-- Begin Listed records --

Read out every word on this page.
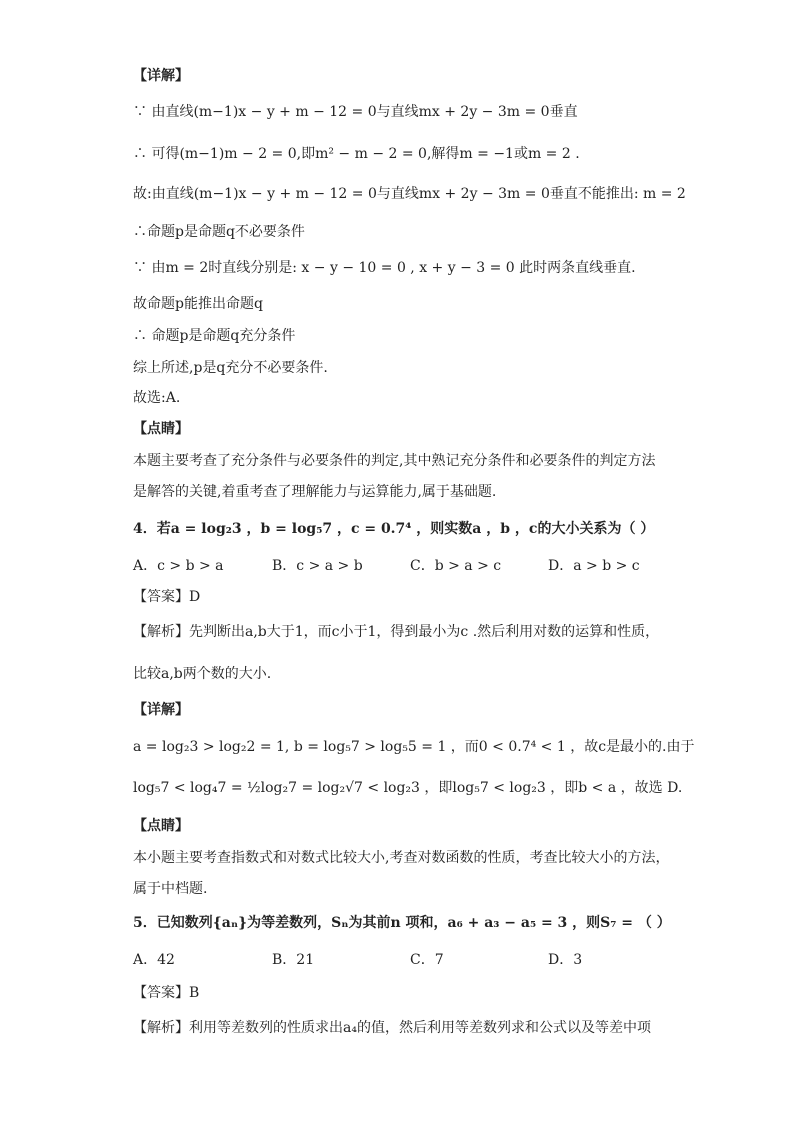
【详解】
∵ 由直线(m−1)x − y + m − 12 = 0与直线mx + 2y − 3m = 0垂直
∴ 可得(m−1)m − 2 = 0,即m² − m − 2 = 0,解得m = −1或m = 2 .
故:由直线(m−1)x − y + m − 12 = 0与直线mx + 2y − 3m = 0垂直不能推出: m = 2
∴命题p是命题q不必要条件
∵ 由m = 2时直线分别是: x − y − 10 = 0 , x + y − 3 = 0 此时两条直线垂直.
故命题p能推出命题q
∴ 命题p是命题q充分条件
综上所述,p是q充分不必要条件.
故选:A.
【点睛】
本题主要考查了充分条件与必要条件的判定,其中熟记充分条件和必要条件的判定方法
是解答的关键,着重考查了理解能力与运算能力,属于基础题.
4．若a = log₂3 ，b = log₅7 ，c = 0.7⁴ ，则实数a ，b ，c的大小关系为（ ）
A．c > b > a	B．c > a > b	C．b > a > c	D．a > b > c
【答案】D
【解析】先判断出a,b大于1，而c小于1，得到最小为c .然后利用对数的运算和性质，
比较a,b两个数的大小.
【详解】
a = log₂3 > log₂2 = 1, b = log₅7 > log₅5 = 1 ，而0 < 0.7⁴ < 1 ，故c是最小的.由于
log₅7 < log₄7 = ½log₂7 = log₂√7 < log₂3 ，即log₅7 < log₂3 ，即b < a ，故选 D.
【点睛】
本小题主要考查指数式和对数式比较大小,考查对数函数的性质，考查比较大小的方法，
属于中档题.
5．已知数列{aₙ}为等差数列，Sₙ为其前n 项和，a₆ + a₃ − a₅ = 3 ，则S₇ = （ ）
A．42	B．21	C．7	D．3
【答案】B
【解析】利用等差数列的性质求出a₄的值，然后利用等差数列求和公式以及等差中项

-- End Listed records --

- [Your goal]:
Reproduce the material word for word, minus the images.

- [Exercise result]:
Read out every word on this page.
【详解】
∵ 由直线(m−1)x − y + m − 12 = 0与直线mx + 2y − 3m = 0垂直
∴ 可得(m−1)m − 2 = 0,即m² − m − 2 = 0,解得m = −1或m = 2 .
故:由直线(m−1)x − y + m − 12 = 0与直线mx + 2y − 3m = 0垂直不能推出: m = 2
∴命题p是命题q不必要条件
∵ 由m = 2时直线分别是: x − y − 10 = 0 , x + y − 3 = 0 此时两条直线垂直.
故命题p能推出命题q
∴ 命题p是命题q充分条件
综上所述,p是q充分不必要条件.
故选:A.
【点睛】
本题主要考查了充分条件与必要条件的判定,其中熟记充分条件和必要条件的判定方法
是解答的关键,着重考查了理解能力与运算能力,属于基础题.
4．若a = log₂3 ，b = log₅7 ，c = 0.7⁴ ，则实数a ，b ，c的大小关系为（ ）
A．c > b > a	B．c > a > b	C．b > a > c	D．a > b > c
【答案】D
【解析】先判断出a,b大于1，而c小于1，得到最小为c .然后利用对数的运算和性质，
比较a,b两个数的大小.
【详解】
a = log₂3 > log₂2 = 1, b = log₅7 > log₅5 = 1 ，而0 < 0.7⁴ < 1 ，故c是最小的.由于
log₅7 < log₄7 = ½log₂7 = log₂√7 < log₂3 ，即log₅7 < log₂3 ，即b < a ，故选 D.
【点睛】
本小题主要考查指数式和对数式比较大小,考查对数函数的性质，考查比较大小的方法，
属于中档题.
5．已知数列{aₙ}为等差数列，Sₙ为其前n 项和，a₆ + a₃ − a₅ = 3 ，则S₇ = （ ）
A．42	B．21	C．7	D．3
【答案】B
【解析】利用等差数列的性质求出a₄的值，然后利用等差数列求和公式以及等差中项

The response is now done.